Dataset items:
## start

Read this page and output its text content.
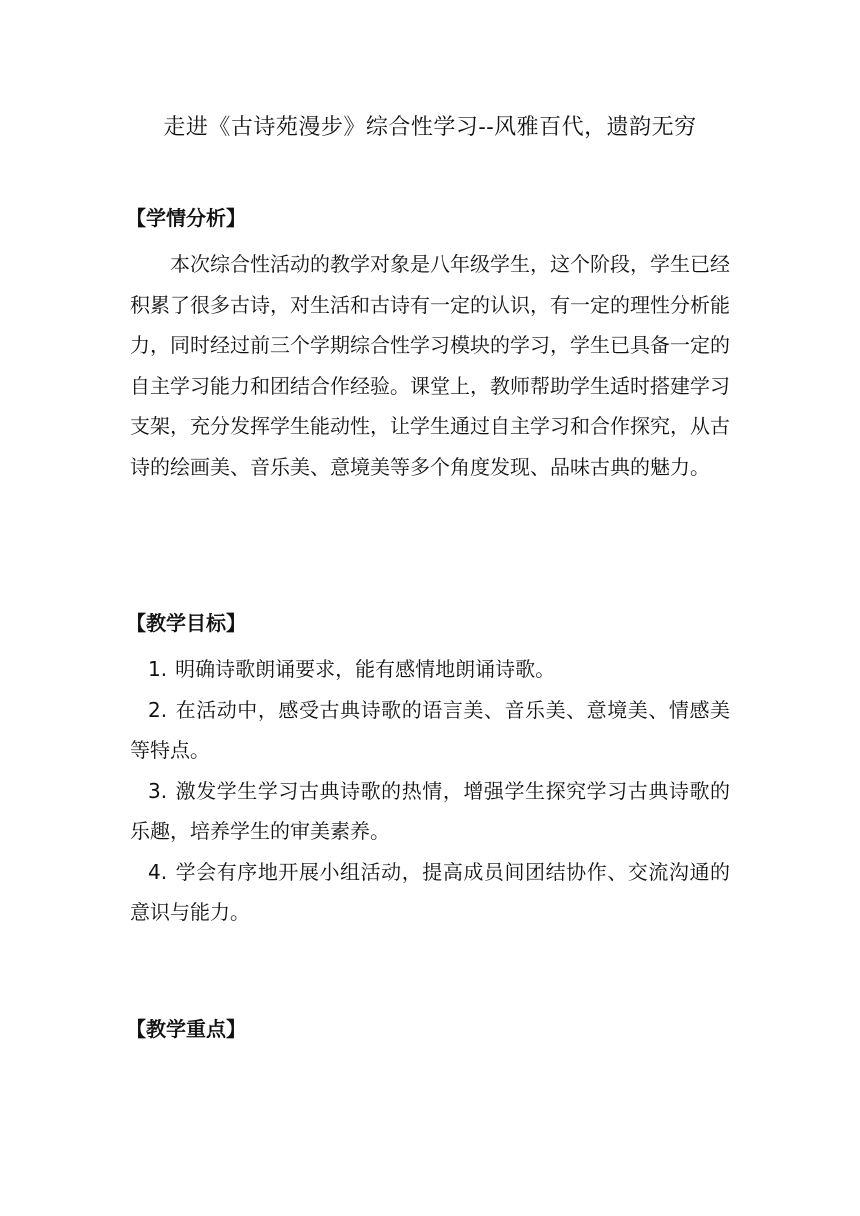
走进《古诗苑漫步》综合性学习--风雅百代，遗韵无穷
【学情分析】

本次综合性活动的教学对象是八年级学生，这个阶段，学生已经积累了很多古诗，对生活和古诗有一定的认识，有一定的理性分析能力，同时经过前三个学期综合性学习模块的学习，学生已具备一定的自主学习能力和团结合作经验。课堂上，教师帮助学生适时搭建学习支架，充分发挥学生能动性，让学生通过自主学习和合作探究，从古诗的绘画美、音乐美、意境美等多个角度发现、品味古典的魅力。

【教学目标】
1. 明确诗歌朗诵要求，能有感情地朗诵诗歌。
2. 在活动中，感受古典诗歌的语言美、音乐美、意境美、情感美等特点。
3. 激发学生学习古典诗歌的热情，增强学生探究学习古典诗歌的乐趣，培养学生的审美素养。
4. 学会有序地开展小组活动，提高成员间团结协作、交流沟通的意识与能力。
【教学重点】
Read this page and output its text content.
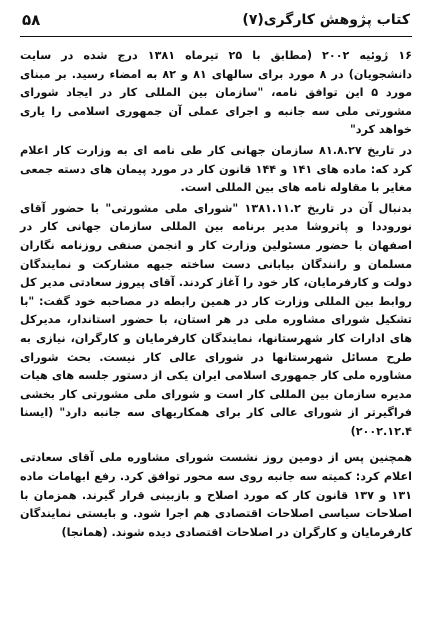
کتاب پژوهش کارگری(۷)
۵۸

۱۶ ژوئیه ۲۰۰۲ (مطابق با ۲۵ تیرماه ۱۳۸۱ درج شده در سایت دانشجویان) در ۸ مورد برای سالهای ۸۱ و ۸۲ به امضاء رسید. بر مبنای مورد ۵ این توافق نامه، "سازمان بین المللی کار در ایجاد شورای مشورتی ملی سه جانبه و اجرای عملی آن جمهوری اسلامی را یاری خواهد کرد"

در تاریخ ۸۱.۸.۲۷ سازمان جهانی کار طی نامه ای به وزارت کار اعلام کرد که: ماده های ۱۴۱ و ۱۴۴ قانون کار در مورد پیمان های دسته جمعی مغایر با مقاوله نامه های بین المللی است.

بدنبال آن در تاریخ ۱۳۸۱.۱۱.۲ "شورای ملی مشورتی" با حضور آقای نوروددا و پاتروشا مدیر برنامه بین المللی سازمان جهانی کار در اصفهان با حضور مسئولین وزارت کار و انجمن صنفی روزنامه نگاران مسلمان و رانندگان بیابانی دست ساخته جبهه مشارکت و نمایندگان دولت و کارفرمایان، کار خود را آغاز کردند. آقای پیروز سعادتی مدیر کل روابط بین المللی وزارت کار در همین رابطه در مصاحبه خود گفت: "با تشکیل شورای مشاوره ملی در هر استان، با حضور استاندار، مدیرکل های ادارات کار شهرستانها، نمایندگان کارفرمایان و کارگران، نیازی به طرح مسائل شهرستانها در شورای عالی کار نیست. بحث شورای مشاوره ملی کار جمهوری اسلامی ایران یکی از دستور جلسه های هیات مدیره سازمان بین المللی کار است و شورای ملی مشورتی کار بخشی فراگیرتر از شورای عالی کار برای همکاریهای سه جانبه دارد" (ایسنا ۲۰۰۲.۱۲.۴)

همچنین پس از دومین روز نشست شورای مشاوره ملی آقای سعادتی اعلام کرد: کمیته سه جانبه روی سه محور توافق کرد. رفع ابهامات ماده ۱۳۱ و ۱۳۷ قانون کار که مورد اصلاح و بازبینی قرار گیرند. همزمان با اصلاحات سیاسی اصلاحات اقتصادی هم اجرا شود. و بایستی نمایندگان کارفرمایان و کارگران در اصلاحات اقتصادی دیده شوند. (همانجا)
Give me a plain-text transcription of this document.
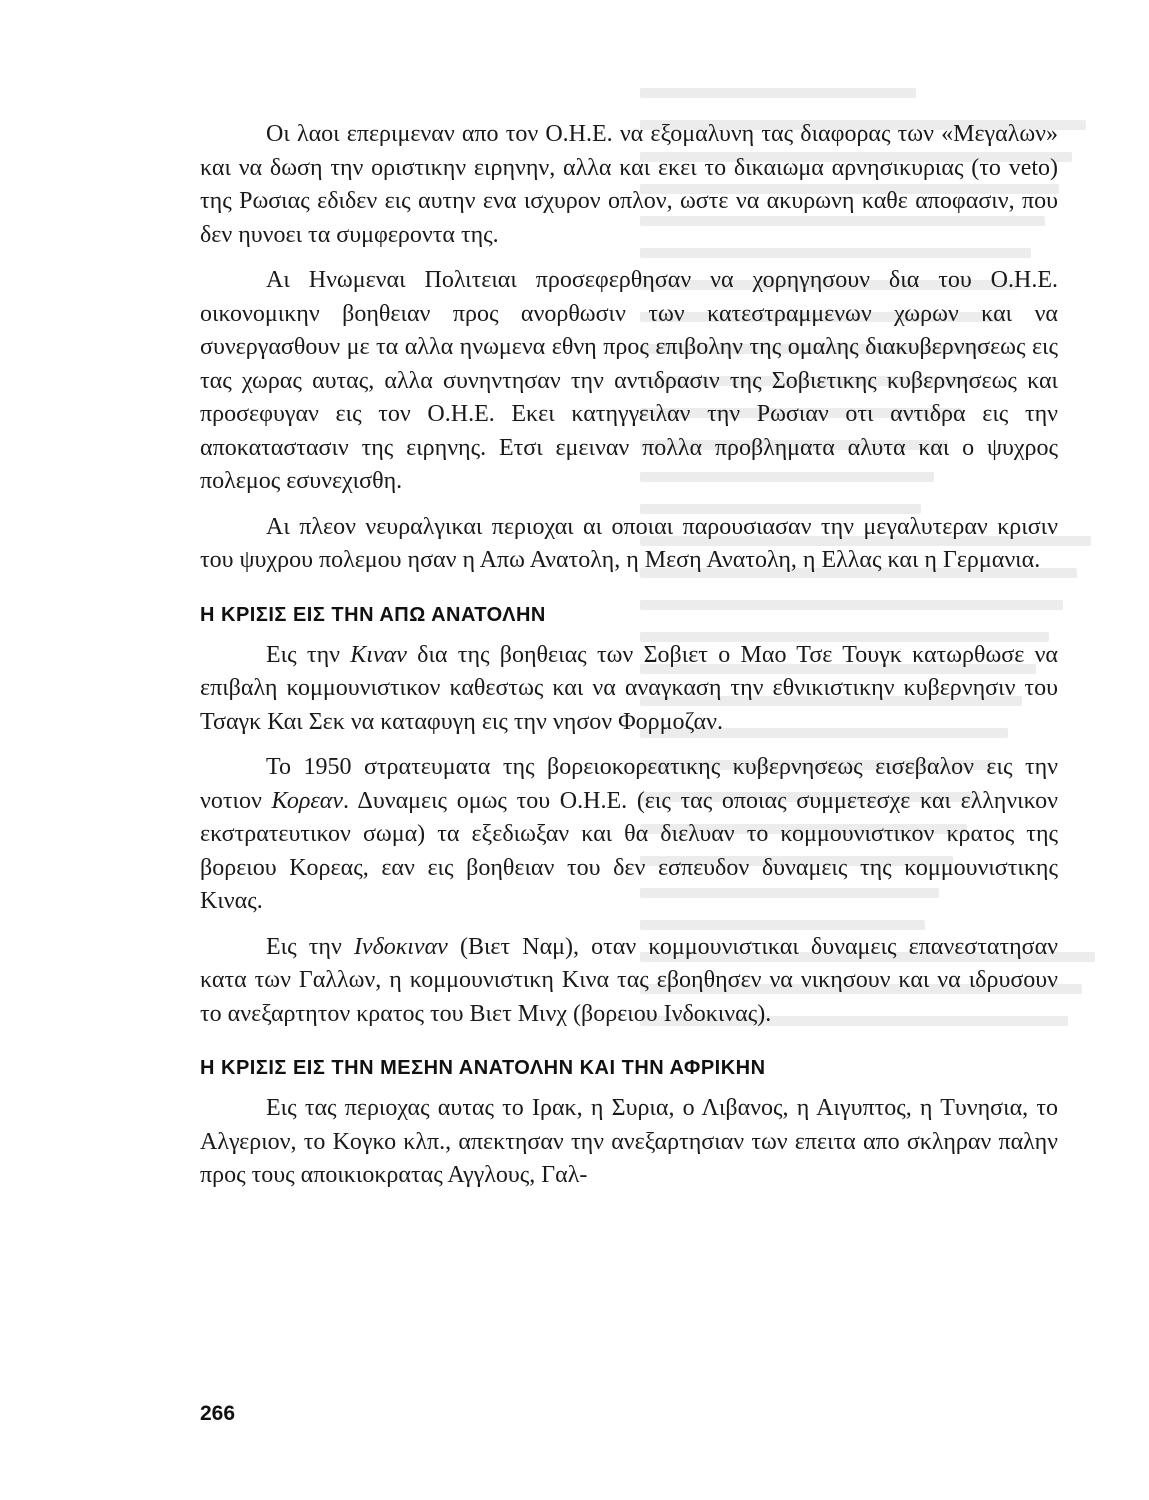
Οι λαοι επεριμεναν απο τον Ο.Η.Ε. να εξομαλυνη τας διαφορας των «Μεγαλων» και να δωση την οριστικην ειρηνην, αλλα και εκει το δικαιωμα αρνησικυριας (το veto) της Ρωσιας εδιδεν εις αυτην ενα ισχυρον οπλον, ωστε να ακυρωνη καθε αποφασιν, που δεν ηυνοει τα συμφεροντα της.

Αι Ηνωμεναι Πολιτειαι προσεφερθησαν να χορηγησουν δια του Ο.Η.Ε. οικονομικην βοηθειαν προς ανορθωσιν των κατεστραμμενων χωρων και να συνεργασθουν με τα αλλα ηνωμενα εθνη προς επιβολην της ομαλης διακυβερνησεως εις τας χωρας αυτας, αλλα συνηντησαν την αντιδρασιν της Σοβιετικης κυβερνησεως και προσεφυγαν εις τον Ο.Η.Ε. Εκει κατηγγειλαν την Ρωσιαν οτι αντιδρα εις την αποκαταστασιν της ειρηνης. Ετσι εμειναν πολλα προβληματα αλυτα και ο ψυχρος πολεμος εσυνεχισθη.

Αι πλεον νευραλγικαι περιοχαι αι οποιαι παρουσιασαν την μεγαλυτεραν κρισιν του ψυχρου πολεμου ησαν η Απω Ανατολη, η Μεση Ανατολη, η Ελλας και η Γερμανια.

Η ΚΡΙΣΙΣ ΕΙΣ ΤΗΝ ΑΠΩ ΑΝΑΤΟΛΗΝ

Εις την Κιναν δια της βοηθειας των Σοβιετ ο Μαο Τσε Τουγκ κατωρθωσε να επιβαλη κομμουνιστικον καθεστως και να αναγκαση την εθνικιστικην κυβερνησιν του Τσαγκ Και Σεκ να καταφυγη εις την νησον Φορμοζαν.

Το 1950 στρατευματα της βορειοκορεατικης κυβερνησεως εισεβαλον εις την νοτιον Κορεαν. Δυναμεις ομως του Ο.Η.Ε. (εις τας οποιας συμμετεσχε και ελληνικον εκστρατευτικον σωμα) τα εξεδιωξαν και θα διελυαν το κομμουνιστικον κρατος της βορειου Κορεας, εαν εις βοηθειαν του δεν εσπευδον δυναμεις της κομμουνιστικης Κινας.

Εις την Ινδοκιναν (Βιετ Ναμ), οταν κομμουνιστικαι δυναμεις επανεστατησαν κατα των Γαλλων, η κομμουνιστικη Κινα τας εβοηθησεν να νικησουν και να ιδρυσουν το ανεξαρτητον κρατος του Βιετ Μινχ (βορειου Ινδοκινας).

Η ΚΡΙΣΙΣ ΕΙΣ ΤΗΝ ΜΕΣΗΝ ΑΝΑΤΟΛΗΝ ΚΑΙ ΤΗΝ ΑΦΡΙΚΗΝ

Εις τας περιοχας αυτας το Ιρακ, η Συρια, ο Λιβανος, η Αιγυπτος, η Τυνησια, το Αλγεριον, το Κογκο κλπ., απεκτησαν την ανεξαρτησιαν των επειτα απο σκληραν παλην προς τους αποικιοκρατας Αγγλους, Γαλ-

266
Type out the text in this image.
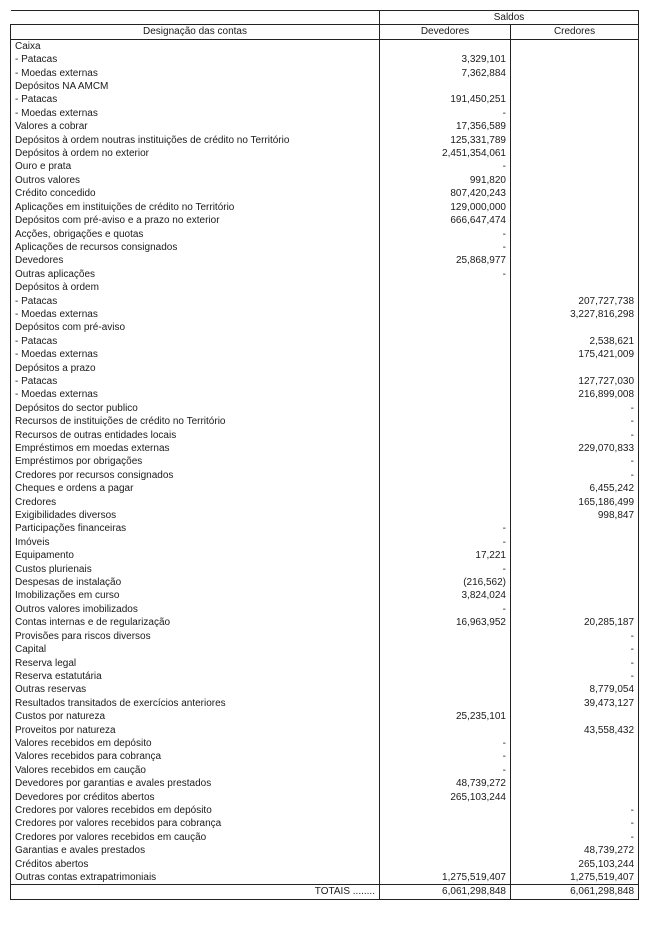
	Saldos	
Designação das contas	Devedores	Credores
Caixa		
- Patacas	3,329,101	
- Moedas externas	7,362,884	
Depósitos NA AMCM		
- Patacas	191,450,251	
- Moedas externas	-	
Valores a cobrar	17,356,589	
Depósitos à ordem noutras instituições de crédito no Território	125,331,789	
Depósitos à ordem no exterior	2,451,354,061	
Ouro e prata	-	
Outros valores	991,820	
Crédito concedido	807,420,243	
Aplicações em instituições de crédito no Território	129,000,000	
Depósitos com pré-aviso e a prazo no exterior	666,647,474	
Acções, obrigações e quotas	-	
Aplicações de recursos consignados	-	
Devedores	25,868,977	
Outras aplicações	-	
Depósitos à ordem		
- Patacas		207,727,738
- Moedas externas		3,227,816,298
Depósitos com pré-aviso		
- Patacas		2,538,621
- Moedas externas		175,421,009
Depósitos a prazo		
- Patacas		127,727,030
- Moedas externas		216,899,008
Depósitos do sector publico		-
Recursos de instituições de crédito no Território		-
Recursos de outras entidades locais		-
Empréstimos em moedas externas		229,070,833
Empréstimos por obrigações		-
Credores por recursos consignados		-
Cheques e ordens a pagar		6,455,242
Credores		165,186,499
Exigibilidades diversos		998,847
Participações financeiras	-	
Imóveis	-	
Equipamento	17,221	
Custos plurienais	-	
Despesas de instalação	(216,562)	
Imobilizações em curso	3,824,024	
Outros valores imobilizados	-	
Contas internas e de regularização	16,963,952	20,285,187
Provisões para riscos diversos		-
Capital		-
Reserva legal		-
Reserva estatutária		-
Outras reservas		8,779,054
Resultados transitados de exercícios anteriores		39,473,127
Custos por natureza	25,235,101	
Proveitos por natureza		43,558,432
Valores recebidos em depósito	-	
Valores recebidos para cobrança	-	
Valores recebidos em caução	-	
Devedores por garantias e avales prestados	48,739,272	
Devedores por créditos abertos	265,103,244	
Credores por valores recebidos em depósito		-
Credores por valores recebidos para cobrança		-
Credores por valores recebidos em caução		-
Garantias e avales prestados		48,739,272
Créditos abertos		265,103,244
Outras contas extrapatrimoniais	1,275,519,407	1,275,519,407
TOTAIS ........	6,061,298,848	6,061,298,848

## end

Select all lines in the listing above where the word "Devedores" appears, and show them.

Designação das contas	Devedores	Credores
Devedores	25,868,977	
Devedores por garantias e avales prestados	48,739,272	
Devedores por créditos abertos	265,103,244	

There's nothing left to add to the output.